▸ Your goal
Return the records, each one exactly as written.

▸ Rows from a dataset
------------------------------------
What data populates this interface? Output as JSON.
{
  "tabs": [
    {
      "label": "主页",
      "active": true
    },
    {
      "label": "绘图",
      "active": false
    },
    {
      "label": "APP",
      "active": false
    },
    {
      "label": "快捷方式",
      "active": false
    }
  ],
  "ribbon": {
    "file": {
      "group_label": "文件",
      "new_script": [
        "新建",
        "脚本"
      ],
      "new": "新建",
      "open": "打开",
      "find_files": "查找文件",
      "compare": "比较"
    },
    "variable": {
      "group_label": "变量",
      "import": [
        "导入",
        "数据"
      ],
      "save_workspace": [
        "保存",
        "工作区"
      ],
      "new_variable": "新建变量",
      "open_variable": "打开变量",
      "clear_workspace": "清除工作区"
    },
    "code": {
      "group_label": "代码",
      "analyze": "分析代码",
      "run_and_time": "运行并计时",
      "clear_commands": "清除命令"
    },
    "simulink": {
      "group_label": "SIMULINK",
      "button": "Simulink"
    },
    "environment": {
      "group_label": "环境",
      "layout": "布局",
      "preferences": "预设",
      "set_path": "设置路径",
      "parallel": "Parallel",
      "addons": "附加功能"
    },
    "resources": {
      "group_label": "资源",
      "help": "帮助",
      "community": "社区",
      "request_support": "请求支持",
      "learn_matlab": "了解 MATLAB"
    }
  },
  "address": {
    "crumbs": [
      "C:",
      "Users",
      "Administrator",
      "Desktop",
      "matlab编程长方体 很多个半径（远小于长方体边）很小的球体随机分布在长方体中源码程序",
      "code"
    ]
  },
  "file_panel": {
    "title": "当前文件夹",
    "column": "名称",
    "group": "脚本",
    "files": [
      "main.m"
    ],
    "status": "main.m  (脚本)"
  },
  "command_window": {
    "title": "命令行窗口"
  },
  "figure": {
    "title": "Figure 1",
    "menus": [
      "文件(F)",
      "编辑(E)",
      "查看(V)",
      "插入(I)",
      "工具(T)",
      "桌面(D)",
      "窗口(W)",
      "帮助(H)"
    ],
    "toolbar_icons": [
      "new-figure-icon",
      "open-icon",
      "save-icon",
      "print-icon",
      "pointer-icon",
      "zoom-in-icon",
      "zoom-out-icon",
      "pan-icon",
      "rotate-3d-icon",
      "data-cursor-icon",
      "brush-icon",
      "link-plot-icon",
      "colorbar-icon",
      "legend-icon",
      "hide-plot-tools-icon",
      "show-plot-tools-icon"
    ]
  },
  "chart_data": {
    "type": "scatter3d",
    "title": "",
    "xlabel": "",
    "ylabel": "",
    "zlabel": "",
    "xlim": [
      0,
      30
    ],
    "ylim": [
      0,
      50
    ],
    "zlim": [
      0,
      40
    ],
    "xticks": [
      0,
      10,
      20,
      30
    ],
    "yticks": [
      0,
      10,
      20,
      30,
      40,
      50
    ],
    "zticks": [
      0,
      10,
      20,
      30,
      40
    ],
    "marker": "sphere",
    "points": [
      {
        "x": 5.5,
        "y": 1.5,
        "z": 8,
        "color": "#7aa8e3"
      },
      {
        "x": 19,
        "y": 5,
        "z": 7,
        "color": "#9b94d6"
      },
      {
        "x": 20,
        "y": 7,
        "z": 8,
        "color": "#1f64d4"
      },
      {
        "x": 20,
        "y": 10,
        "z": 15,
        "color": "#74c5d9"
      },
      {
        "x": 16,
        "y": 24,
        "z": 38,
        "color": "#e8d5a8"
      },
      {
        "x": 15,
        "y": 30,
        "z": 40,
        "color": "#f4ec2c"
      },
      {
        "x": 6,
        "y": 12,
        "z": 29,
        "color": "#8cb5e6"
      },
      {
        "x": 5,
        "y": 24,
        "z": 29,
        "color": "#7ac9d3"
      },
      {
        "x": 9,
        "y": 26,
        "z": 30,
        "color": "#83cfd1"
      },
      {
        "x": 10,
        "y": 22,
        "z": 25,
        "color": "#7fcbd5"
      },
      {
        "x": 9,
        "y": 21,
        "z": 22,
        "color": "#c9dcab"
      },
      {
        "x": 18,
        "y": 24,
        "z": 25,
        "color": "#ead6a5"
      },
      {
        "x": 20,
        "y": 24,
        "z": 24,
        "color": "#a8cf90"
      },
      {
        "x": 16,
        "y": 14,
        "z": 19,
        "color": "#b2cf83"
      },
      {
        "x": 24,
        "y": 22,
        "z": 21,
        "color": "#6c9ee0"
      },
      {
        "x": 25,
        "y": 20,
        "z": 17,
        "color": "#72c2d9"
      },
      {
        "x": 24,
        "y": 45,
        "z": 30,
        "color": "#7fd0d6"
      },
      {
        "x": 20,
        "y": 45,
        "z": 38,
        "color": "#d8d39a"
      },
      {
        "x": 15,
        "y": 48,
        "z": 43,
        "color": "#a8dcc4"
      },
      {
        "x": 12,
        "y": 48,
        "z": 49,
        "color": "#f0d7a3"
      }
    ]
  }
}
------------------------------------
▸ Reply to the task
What data populates this interface? Output as JSON.
{
  "tabs": [
    {
      "label": "主页",
      "active": true
    },
    {
      "label": "绘图",
      "active": false
    },
    {
      "label": "APP",
      "active": false
    },
    {
      "label": "快捷方式",
      "active": false
    }
  ],
  "ribbon": {
    "file": {
      "group_label": "文件",
      "new_script": [
        "新建",
        "脚本"
      ],
      "new": "新建",
      "open": "打开",
      "find_files": "查找文件",
      "compare": "比较"
    },
    "variable": {
      "group_label": "变量",
      "import": [
        "导入",
        "数据"
      ],
      "save_workspace": [
        "保存",
        "工作区"
      ],
      "new_variable": "新建变量",
      "open_variable": "打开变量",
      "clear_workspace": "清除工作区"
    },
    "code": {
      "group_label": "代码",
      "analyze": "分析代码",
      "run_and_time": "运行并计时",
      "clear_commands": "清除命令"
    },
    "simulink": {
      "group_label": "SIMULINK",
      "button": "Simulink"
    },
    "environment": {
      "group_label": "环境",
      "layout": "布局",
      "preferences": "预设",
      "set_path": "设置路径",
      "parallel": "Parallel",
      "addons": "附加功能"
    },
    "resources": {
      "group_label": "资源",
      "help": "帮助",
      "community": "社区",
      "request_support": "请求支持",
      "learn_matlab": "了解 MATLAB"
    }
  },
  "address": {
    "crumbs": [
      "C:",
      "Users",
      "Administrator",
      "Desktop",
      "matlab编程长方体 很多个半径（远小于长方体边）很小的球体随机分布在长方体中源码程序",
      "code"
    ]
  },
  "file_panel": {
    "title": "当前文件夹",
    "column": "名称",
    "group": "脚本",
    "files": [
      "main.m"
    ],
    "status": "main.m  (脚本)"
  },
  "command_window": {
    "title": "命令行窗口"
  },
  "figure": {
    "title": "Figure 1",
    "menus": [
      "文件(F)",
      "编辑(E)",
      "查看(V)",
      "插入(I)",
      "工具(T)",
      "桌面(D)",
      "窗口(W)",
      "帮助(H)"
    ],
    "toolbar_icons": [
      "new-figure-icon",
      "open-icon",
      "save-icon",
      "print-icon",
      "pointer-icon",
      "zoom-in-icon",
      "zoom-out-icon",
      "pan-icon",
      "rotate-3d-icon",
      "data-cursor-icon",
      "brush-icon",
      "link-plot-icon",
      "colorbar-icon",
      "legend-icon",
      "hide-plot-tools-icon",
      "show-plot-tools-icon"
    ]
  },
  "chart_data": {
    "type": "scatter3d",
    "title": "",
    "xlabel": "",
    "ylabel": "",
    "zlabel": "",
    "xlim": [
      0,
      30
    ],
    "ylim": [
      0,
      50
    ],
    "zlim": [
      0,
      40
    ],
    "xticks": [
      0,
      10,
      20,
      30
    ],
    "yticks": [
      0,
      10,
      20,
      30,
      40,
      50
    ],
    "zticks": [
      0,
      10,
      20,
      30,
      40
    ],
    "marker": "sphere",
    "points": [
      {
        "x": 5.5,
        "y": 1.5,
        "z": 8,
        "color": "#7aa8e3"
      },
      {
        "x": 19,
        "y": 5,
        "z": 7,
        "color": "#9b94d6"
      },
      {
        "x": 20,
        "y": 7,
        "z": 8,
        "color": "#1f64d4"
      },
      {
        "x": 20,
        "y": 10,
        "z": 15,
        "color": "#74c5d9"
      },
      {
        "x": 16,
        "y": 24,
        "z": 38,
        "color": "#e8d5a8"
      },
      {
        "x": 15,
        "y": 30,
        "z": 40,
        "color": "#f4ec2c"
      },
      {
        "x": 6,
        "y": 12,
        "z": 29,
        "color": "#8cb5e6"
      },
      {
        "x": 5,
        "y": 24,
        "z": 29,
        "color": "#7ac9d3"
      },
      {
        "x": 9,
        "y": 26,
        "z": 30,
        "color": "#83cfd1"
      },
      {
        "x": 10,
        "y": 22,
        "z": 25,
        "color": "#7fcbd5"
      },
      {
        "x": 9,
        "y": 21,
        "z": 22,
        "color": "#c9dcab"
      },
      {
        "x": 18,
        "y": 24,
        "z": 25,
        "color": "#ead6a5"
      },
      {
        "x": 20,
        "y": 24,
        "z": 24,
        "color": "#a8cf90"
      },
      {
        "x": 16,
        "y": 14,
        "z": 19,
        "color": "#b2cf83"
      },
      {
        "x": 24,
        "y": 22,
        "z": 21,
        "color": "#6c9ee0"
      },
      {
        "x": 25,
        "y": 20,
        "z": 17,
        "color": "#72c2d9"
      },
      {
        "x": 24,
        "y": 45,
        "z": 30,
        "color": "#7fd0d6"
      },
      {
        "x": 20,
        "y": 45,
        "z": 38,
        "color": "#d8d39a"
      },
      {
        "x": 15,
        "y": 48,
        "z": 43,
        "color": "#a8dcc4"
      },
      {
        "x": 12,
        "y": 48,
        "z": 49,
        "color": "#f0d7a3"
      }
    ]
  }
}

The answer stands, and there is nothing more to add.